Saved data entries
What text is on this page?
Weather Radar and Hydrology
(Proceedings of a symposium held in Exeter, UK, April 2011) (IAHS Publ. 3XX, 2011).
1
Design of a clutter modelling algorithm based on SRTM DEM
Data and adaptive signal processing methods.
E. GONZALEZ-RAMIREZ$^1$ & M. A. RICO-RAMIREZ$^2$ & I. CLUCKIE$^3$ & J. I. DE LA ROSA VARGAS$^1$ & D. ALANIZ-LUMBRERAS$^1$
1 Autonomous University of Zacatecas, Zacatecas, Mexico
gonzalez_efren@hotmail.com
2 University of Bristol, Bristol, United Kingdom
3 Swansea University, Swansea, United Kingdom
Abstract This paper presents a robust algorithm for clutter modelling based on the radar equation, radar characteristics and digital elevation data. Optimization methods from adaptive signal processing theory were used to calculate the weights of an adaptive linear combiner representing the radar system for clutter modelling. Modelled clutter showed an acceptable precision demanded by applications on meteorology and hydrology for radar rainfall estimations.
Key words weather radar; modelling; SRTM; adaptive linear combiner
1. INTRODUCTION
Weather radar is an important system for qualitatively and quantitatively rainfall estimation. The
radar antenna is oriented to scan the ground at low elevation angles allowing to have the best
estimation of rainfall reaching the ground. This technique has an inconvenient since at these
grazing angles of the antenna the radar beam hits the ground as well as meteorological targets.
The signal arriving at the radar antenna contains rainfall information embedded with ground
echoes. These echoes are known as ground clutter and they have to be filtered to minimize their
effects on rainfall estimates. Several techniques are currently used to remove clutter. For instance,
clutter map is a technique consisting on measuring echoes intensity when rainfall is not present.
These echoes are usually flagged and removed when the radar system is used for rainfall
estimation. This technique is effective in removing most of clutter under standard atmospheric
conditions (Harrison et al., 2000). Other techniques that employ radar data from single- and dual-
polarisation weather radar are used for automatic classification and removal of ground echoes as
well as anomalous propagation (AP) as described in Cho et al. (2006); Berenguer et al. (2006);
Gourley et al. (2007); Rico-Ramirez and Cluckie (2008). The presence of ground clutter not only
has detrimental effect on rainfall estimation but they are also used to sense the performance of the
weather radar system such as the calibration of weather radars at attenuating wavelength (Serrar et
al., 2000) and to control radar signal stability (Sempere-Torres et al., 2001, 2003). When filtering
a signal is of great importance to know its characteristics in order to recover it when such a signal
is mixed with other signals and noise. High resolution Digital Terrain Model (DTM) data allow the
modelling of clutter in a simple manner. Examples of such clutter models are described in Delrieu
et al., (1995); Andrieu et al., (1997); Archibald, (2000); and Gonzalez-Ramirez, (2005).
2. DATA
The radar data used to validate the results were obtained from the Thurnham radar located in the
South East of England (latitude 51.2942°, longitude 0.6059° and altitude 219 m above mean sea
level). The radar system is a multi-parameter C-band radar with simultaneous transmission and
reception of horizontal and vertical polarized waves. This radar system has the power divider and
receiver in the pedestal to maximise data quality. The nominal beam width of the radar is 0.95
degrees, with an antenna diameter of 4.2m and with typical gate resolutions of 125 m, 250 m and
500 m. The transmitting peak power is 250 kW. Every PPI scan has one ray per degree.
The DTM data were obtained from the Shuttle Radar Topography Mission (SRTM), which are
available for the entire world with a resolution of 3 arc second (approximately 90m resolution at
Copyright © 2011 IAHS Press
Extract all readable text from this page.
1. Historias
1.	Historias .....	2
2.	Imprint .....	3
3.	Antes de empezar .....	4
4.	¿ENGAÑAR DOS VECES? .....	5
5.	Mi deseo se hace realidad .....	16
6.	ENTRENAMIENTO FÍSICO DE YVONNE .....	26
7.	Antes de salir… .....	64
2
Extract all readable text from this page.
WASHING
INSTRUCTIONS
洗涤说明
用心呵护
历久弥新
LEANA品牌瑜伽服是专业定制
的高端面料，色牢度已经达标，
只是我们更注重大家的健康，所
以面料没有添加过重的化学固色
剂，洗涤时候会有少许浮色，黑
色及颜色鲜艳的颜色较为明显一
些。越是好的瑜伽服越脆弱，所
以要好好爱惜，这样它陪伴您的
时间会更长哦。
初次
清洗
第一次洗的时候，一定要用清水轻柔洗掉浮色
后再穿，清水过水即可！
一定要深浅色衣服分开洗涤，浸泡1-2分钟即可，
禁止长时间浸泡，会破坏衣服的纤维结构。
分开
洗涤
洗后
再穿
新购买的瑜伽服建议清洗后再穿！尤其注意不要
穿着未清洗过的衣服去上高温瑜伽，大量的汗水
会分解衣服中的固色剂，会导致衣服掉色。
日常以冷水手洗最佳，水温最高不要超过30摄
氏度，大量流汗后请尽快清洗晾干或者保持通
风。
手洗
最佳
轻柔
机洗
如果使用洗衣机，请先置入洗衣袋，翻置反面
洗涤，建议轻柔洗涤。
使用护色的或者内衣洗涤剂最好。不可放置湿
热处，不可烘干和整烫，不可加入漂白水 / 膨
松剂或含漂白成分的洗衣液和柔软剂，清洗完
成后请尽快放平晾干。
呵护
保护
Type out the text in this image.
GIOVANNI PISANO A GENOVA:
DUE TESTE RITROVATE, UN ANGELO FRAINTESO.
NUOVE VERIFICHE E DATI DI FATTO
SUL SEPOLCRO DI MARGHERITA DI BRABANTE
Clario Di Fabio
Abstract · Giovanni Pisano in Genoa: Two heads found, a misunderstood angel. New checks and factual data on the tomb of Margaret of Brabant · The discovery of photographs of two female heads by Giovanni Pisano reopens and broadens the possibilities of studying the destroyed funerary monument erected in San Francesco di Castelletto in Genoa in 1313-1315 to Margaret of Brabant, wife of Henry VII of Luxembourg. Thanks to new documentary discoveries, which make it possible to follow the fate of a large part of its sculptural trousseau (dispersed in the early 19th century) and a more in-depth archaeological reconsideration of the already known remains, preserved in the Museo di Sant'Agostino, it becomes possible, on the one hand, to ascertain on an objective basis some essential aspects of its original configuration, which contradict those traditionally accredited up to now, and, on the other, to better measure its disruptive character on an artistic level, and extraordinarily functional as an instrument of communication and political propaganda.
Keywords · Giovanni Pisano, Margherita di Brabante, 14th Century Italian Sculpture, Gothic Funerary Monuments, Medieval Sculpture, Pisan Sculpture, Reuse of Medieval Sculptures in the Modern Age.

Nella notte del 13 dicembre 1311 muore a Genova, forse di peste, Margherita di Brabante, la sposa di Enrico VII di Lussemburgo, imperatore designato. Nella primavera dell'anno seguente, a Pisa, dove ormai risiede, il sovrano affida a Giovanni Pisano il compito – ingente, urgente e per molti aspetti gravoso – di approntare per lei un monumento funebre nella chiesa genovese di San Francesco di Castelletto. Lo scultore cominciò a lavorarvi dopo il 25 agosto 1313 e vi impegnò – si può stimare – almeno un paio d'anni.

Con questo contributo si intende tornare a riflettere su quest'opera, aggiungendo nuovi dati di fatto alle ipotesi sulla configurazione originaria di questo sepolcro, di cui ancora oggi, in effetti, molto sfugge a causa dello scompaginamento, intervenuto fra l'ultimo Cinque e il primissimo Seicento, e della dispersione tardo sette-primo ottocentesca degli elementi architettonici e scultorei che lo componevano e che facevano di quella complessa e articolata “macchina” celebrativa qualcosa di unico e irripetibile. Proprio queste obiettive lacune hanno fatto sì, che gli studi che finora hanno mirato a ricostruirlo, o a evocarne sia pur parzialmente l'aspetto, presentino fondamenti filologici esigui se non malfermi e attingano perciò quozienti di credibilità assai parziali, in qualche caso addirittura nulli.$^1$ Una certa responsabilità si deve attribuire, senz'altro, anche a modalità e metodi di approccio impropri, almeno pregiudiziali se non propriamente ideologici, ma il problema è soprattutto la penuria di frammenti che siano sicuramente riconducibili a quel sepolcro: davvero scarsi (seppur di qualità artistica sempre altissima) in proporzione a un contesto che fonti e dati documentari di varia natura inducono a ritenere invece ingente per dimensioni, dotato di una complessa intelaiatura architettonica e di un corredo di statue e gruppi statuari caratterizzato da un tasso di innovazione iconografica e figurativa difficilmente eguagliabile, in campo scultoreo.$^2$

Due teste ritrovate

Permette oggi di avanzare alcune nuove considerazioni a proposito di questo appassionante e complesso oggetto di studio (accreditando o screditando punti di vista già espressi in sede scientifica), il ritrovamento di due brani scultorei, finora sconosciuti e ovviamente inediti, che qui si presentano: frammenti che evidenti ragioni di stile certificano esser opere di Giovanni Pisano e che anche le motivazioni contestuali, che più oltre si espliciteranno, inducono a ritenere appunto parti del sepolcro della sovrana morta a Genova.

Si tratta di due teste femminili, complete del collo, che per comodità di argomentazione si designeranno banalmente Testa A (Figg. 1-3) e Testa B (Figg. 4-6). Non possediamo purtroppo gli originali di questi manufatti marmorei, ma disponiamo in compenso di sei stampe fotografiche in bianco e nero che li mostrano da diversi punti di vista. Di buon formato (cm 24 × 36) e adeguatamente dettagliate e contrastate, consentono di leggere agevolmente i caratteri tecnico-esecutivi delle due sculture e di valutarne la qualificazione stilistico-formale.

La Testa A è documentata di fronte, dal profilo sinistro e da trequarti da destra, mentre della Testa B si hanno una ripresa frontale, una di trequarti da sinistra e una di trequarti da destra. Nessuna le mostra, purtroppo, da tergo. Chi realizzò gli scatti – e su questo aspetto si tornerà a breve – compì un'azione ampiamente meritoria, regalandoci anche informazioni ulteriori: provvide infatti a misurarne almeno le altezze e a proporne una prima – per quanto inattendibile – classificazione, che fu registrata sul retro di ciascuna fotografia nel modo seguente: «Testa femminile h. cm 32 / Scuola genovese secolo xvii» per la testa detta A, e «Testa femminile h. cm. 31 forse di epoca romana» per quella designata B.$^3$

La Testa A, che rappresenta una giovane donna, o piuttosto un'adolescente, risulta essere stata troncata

_Directions_:
Copy down every line of the material above that includes the string "text".

_In response_:
What text is on this page?
Extract all readable text from this page.
Extract all readable text from this page.
Type out the text in this image.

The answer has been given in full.